_Records for processing_.
---*---
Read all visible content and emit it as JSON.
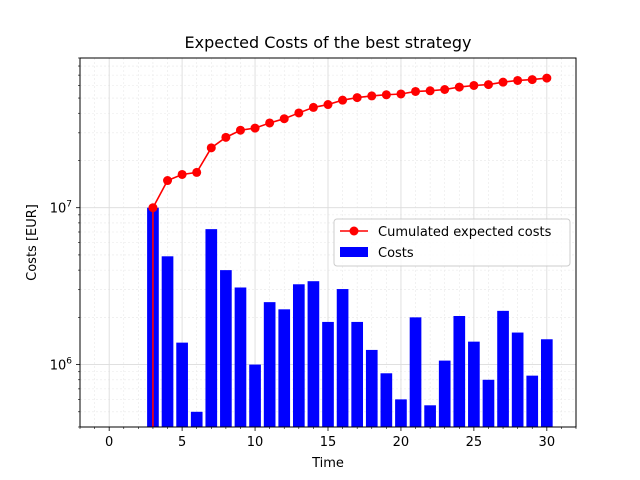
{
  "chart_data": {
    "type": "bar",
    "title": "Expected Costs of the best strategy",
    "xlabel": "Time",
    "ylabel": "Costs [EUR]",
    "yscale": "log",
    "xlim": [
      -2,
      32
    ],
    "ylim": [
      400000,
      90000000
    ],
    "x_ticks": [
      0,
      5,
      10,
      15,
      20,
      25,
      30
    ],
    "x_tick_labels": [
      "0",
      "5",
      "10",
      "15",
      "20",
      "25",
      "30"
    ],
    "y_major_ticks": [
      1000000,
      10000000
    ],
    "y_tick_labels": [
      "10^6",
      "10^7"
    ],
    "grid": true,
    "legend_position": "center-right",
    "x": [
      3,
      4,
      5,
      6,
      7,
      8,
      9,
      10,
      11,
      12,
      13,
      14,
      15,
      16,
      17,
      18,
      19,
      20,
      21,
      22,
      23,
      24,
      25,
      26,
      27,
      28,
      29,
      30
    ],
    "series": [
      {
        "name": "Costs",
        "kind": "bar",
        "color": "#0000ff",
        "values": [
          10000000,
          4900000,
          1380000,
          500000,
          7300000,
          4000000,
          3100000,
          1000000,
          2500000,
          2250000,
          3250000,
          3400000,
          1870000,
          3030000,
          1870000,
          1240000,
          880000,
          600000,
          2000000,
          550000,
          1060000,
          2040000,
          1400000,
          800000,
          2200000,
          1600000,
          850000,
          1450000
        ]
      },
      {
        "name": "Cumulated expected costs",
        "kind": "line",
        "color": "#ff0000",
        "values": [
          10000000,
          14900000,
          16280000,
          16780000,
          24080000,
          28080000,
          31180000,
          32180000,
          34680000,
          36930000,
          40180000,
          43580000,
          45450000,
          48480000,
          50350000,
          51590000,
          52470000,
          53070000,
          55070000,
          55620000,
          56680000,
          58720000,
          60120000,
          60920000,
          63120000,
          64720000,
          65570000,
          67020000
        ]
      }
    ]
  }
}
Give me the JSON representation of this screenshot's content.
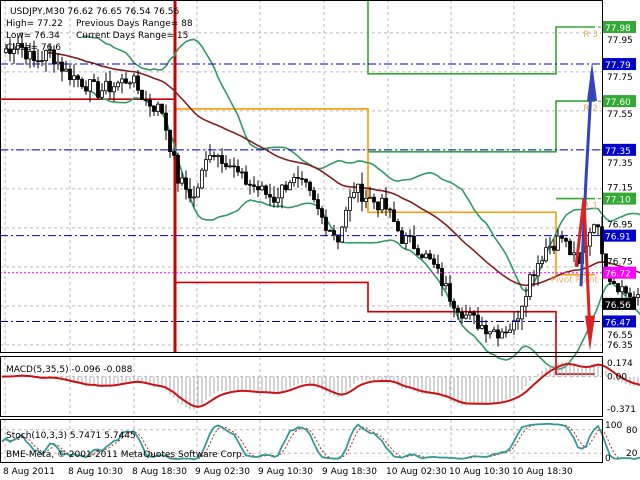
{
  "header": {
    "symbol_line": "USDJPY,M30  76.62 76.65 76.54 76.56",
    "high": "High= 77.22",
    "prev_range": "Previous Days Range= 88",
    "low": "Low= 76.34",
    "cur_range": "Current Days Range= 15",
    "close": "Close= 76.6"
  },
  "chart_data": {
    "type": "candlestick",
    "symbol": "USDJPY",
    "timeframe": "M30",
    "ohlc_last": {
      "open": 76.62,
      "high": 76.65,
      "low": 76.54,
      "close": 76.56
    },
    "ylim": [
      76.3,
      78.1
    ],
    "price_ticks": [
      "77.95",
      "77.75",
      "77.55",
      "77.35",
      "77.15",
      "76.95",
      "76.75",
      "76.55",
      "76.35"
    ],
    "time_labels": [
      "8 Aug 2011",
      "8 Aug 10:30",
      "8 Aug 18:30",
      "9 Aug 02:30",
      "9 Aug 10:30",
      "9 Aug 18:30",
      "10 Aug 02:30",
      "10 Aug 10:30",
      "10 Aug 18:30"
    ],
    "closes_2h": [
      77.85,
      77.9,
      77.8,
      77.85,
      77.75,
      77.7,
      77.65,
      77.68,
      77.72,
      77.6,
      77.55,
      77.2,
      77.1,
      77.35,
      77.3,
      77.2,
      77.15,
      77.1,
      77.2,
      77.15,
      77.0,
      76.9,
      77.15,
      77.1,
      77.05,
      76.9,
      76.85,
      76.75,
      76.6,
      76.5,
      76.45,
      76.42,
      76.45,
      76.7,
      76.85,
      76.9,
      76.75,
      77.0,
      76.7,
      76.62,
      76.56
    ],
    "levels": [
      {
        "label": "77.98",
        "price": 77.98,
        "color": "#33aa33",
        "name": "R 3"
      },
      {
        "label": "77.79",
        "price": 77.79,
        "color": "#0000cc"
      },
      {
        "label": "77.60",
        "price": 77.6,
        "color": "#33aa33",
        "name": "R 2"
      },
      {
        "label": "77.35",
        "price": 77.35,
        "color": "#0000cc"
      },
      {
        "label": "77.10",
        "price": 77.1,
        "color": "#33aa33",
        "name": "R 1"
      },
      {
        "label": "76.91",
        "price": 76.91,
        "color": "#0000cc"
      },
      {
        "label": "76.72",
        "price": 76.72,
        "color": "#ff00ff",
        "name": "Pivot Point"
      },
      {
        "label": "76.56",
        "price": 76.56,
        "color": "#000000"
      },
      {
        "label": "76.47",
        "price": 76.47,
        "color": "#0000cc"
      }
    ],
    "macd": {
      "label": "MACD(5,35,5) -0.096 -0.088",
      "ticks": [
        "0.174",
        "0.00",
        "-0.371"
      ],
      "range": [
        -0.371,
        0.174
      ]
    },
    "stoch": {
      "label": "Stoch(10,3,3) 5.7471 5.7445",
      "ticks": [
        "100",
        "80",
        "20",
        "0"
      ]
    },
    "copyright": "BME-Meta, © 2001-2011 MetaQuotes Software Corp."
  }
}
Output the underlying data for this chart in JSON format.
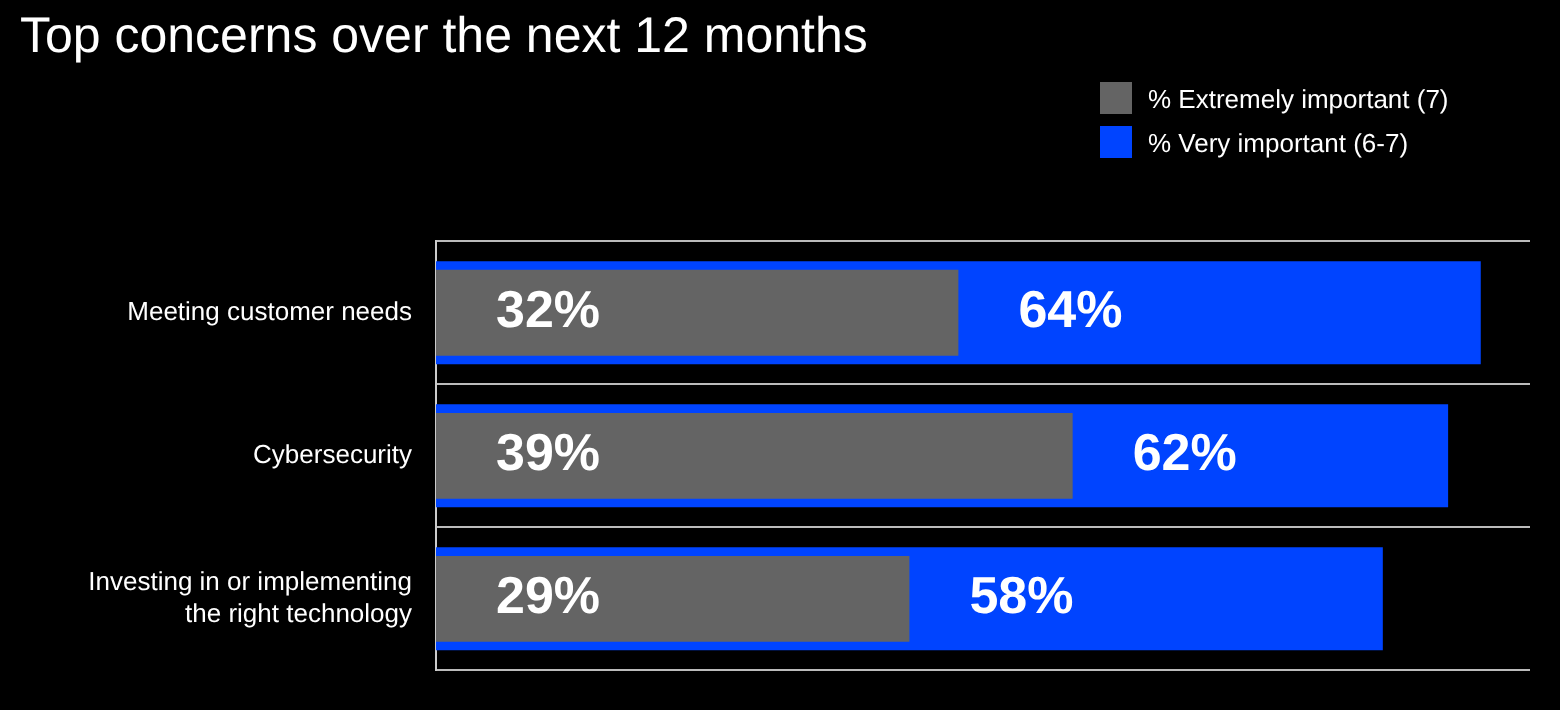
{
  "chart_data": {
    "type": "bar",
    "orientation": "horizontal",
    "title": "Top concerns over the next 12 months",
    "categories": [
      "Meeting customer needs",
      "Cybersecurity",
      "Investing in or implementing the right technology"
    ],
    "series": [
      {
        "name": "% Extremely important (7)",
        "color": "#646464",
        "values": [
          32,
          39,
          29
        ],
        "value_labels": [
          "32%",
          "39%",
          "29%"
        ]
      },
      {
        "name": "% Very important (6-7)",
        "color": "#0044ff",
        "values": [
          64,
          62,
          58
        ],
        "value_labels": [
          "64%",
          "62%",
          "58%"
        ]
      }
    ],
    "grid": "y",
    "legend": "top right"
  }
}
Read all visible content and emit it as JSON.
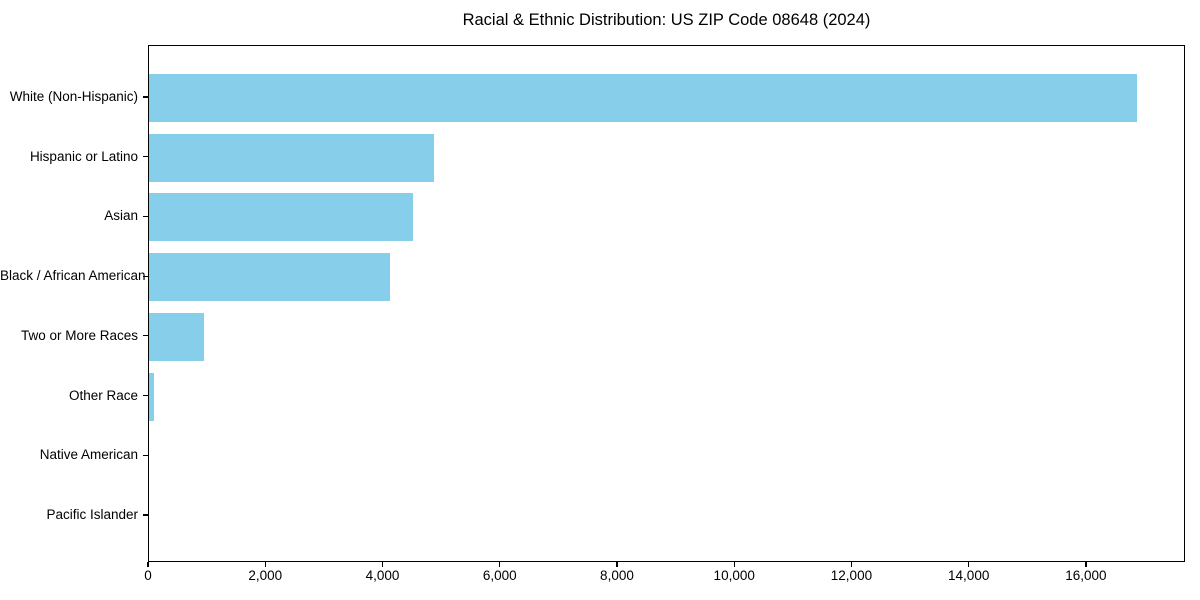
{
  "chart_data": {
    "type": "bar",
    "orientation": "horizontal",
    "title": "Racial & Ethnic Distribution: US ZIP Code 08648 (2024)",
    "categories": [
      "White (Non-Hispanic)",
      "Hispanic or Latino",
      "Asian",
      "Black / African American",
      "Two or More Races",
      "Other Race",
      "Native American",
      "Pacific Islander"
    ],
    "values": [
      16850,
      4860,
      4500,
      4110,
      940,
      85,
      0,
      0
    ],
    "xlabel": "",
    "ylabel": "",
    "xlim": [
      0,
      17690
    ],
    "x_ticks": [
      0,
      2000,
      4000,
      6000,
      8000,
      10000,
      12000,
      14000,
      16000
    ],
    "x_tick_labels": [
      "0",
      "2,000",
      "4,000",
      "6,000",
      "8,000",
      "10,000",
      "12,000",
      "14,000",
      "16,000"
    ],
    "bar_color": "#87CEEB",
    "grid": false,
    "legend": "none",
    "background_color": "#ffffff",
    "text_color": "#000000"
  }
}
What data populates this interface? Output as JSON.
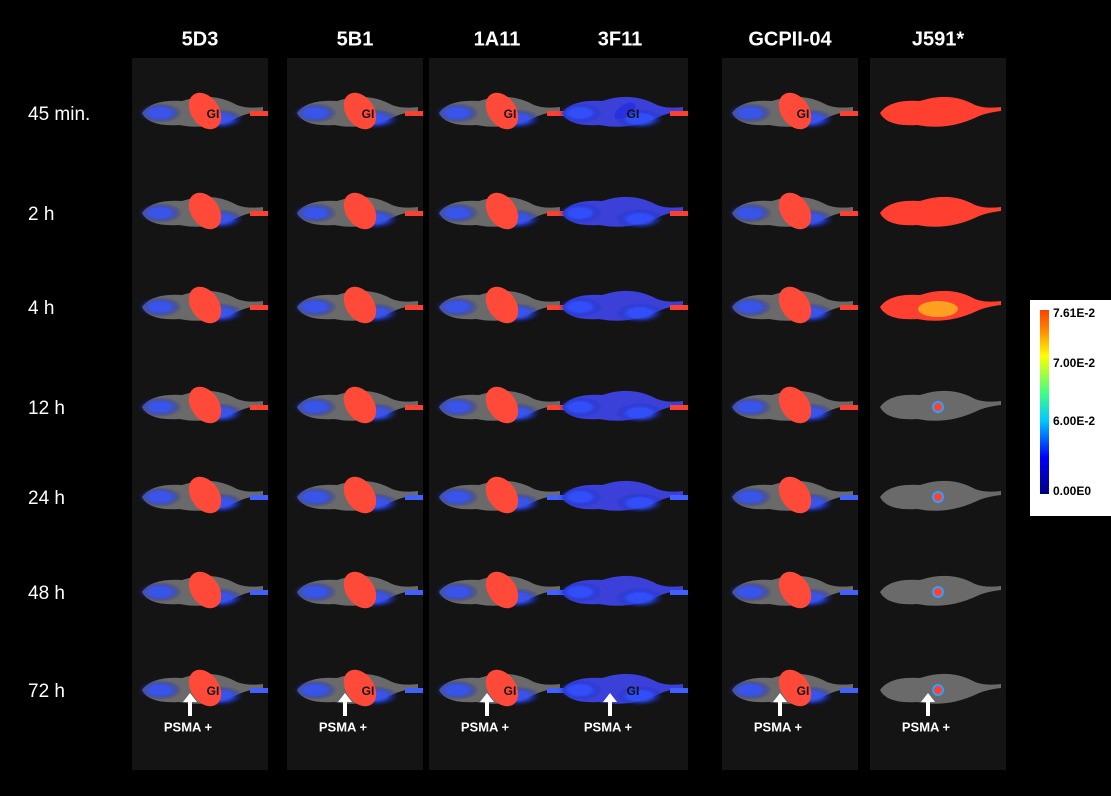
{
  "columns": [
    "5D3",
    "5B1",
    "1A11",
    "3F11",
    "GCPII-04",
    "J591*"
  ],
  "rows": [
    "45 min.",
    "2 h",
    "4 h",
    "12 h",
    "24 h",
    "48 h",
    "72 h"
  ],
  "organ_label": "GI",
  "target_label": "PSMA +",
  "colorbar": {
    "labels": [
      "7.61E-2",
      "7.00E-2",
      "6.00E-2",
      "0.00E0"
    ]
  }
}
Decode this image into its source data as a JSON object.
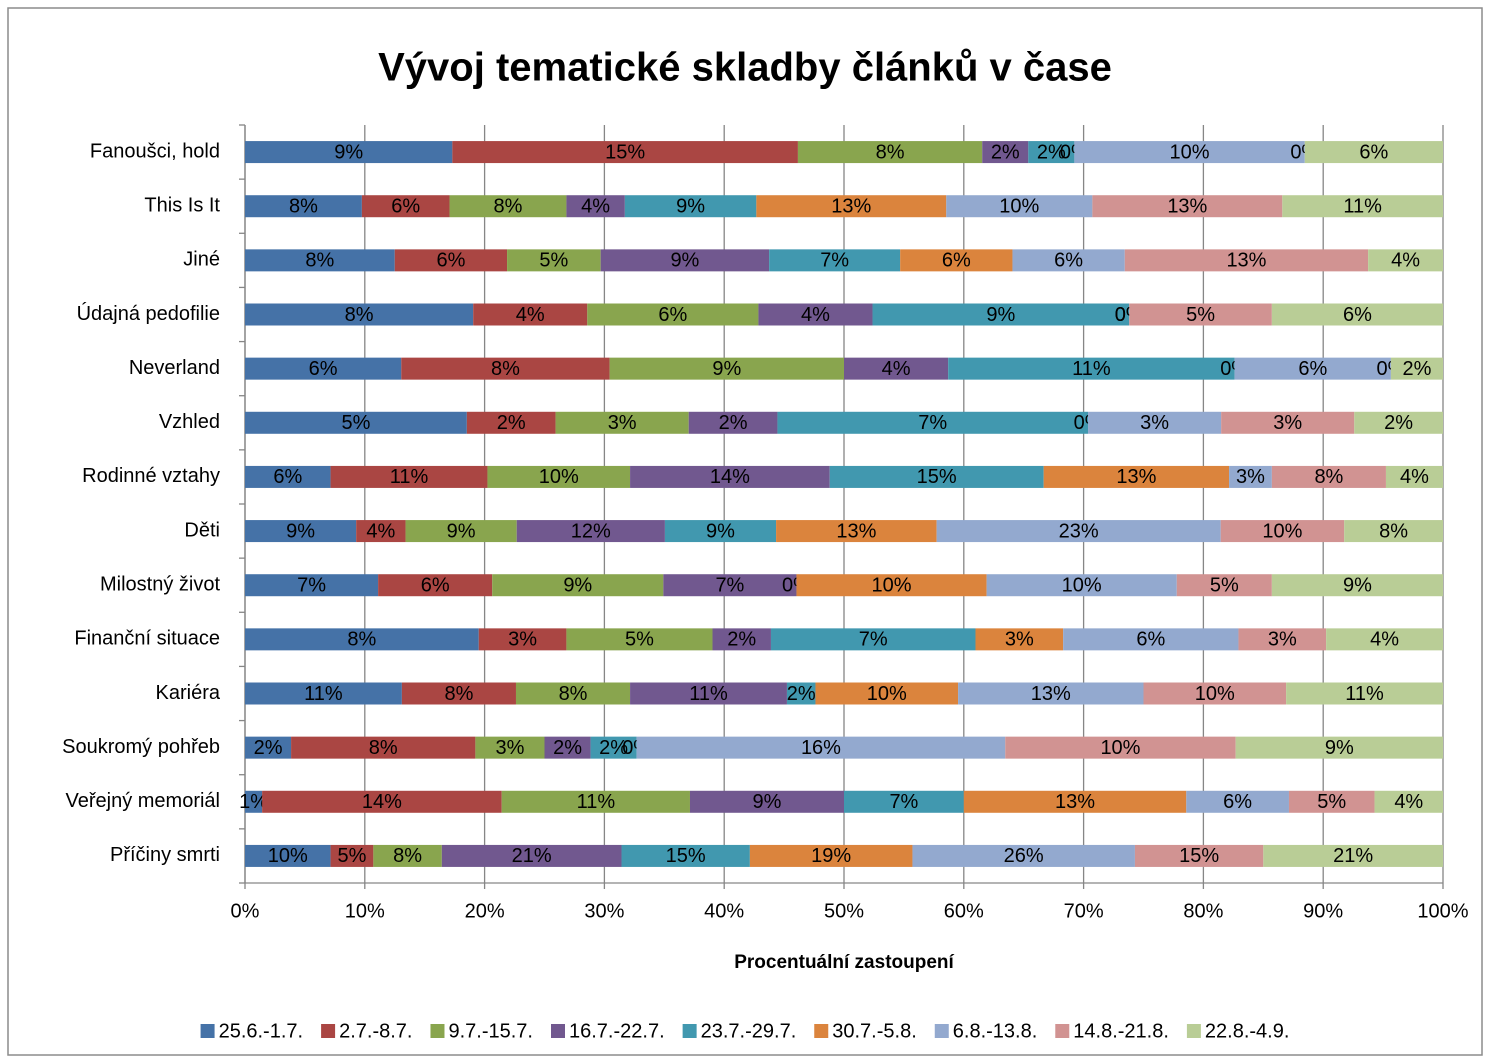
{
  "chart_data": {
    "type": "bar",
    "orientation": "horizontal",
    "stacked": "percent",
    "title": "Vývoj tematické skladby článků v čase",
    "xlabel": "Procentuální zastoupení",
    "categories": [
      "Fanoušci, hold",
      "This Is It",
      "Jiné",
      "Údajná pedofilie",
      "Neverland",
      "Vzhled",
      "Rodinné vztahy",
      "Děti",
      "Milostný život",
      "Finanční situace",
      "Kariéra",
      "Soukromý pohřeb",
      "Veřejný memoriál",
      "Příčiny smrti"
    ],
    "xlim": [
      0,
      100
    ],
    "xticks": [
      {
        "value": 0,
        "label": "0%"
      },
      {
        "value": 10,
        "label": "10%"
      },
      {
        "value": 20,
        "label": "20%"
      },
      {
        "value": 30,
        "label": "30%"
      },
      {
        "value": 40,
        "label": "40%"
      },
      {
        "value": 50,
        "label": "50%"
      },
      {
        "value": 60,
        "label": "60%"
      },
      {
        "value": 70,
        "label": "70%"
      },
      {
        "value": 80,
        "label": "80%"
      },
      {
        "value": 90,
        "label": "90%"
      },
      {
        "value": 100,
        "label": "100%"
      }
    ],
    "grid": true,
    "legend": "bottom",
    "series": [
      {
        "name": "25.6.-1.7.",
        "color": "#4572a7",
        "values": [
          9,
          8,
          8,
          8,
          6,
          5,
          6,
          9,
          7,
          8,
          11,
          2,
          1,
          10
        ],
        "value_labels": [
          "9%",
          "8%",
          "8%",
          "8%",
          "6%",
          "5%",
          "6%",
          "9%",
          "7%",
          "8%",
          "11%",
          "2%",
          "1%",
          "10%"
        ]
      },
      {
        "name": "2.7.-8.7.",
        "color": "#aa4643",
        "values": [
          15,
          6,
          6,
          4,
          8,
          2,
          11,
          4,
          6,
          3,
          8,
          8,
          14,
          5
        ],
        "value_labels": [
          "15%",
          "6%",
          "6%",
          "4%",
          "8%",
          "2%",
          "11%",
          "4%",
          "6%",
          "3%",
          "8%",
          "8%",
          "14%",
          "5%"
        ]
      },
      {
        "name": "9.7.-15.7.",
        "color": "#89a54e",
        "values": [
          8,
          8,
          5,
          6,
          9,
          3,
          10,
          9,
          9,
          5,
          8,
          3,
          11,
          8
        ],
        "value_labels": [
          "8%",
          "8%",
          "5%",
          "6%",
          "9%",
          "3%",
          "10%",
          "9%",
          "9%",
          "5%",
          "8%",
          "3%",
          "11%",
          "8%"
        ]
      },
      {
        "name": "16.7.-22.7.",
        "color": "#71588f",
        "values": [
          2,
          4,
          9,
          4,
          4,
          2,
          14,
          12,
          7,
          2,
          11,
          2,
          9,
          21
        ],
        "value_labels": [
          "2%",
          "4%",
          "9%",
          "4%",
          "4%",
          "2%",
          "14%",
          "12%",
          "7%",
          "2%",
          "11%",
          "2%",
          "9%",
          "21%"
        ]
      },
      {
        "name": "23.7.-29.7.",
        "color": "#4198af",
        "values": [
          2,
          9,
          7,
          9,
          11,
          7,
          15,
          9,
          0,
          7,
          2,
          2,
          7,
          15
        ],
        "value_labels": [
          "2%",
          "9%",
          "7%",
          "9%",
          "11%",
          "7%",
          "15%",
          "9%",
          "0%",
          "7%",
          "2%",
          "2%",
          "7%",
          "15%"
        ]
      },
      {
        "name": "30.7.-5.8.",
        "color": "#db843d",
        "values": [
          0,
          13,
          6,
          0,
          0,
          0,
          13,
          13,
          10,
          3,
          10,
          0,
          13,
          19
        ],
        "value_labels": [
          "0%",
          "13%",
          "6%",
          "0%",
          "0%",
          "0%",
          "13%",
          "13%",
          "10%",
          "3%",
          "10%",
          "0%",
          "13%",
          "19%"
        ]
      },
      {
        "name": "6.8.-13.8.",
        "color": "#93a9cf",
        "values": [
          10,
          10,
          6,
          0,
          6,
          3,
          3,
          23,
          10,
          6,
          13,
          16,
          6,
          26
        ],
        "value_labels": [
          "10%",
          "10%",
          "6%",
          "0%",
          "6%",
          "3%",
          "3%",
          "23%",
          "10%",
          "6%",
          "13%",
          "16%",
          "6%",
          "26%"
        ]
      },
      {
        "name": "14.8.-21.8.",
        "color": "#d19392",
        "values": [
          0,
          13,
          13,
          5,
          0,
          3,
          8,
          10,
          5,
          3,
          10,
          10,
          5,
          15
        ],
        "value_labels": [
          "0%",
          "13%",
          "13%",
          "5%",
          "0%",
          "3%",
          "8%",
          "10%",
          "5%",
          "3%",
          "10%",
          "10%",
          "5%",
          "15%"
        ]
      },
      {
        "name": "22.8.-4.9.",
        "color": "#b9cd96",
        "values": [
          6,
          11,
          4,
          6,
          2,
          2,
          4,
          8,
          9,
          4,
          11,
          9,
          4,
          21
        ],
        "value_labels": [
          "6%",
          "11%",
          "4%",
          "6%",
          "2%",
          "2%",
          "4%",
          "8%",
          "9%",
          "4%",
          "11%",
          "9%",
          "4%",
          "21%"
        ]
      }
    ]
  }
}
---*---
_The task_.
Search the entries for "Hispanic" and copy out each line that has it.

_Task response_.
      "White (Non-Hispanic)",
      "Hispanic or Latino",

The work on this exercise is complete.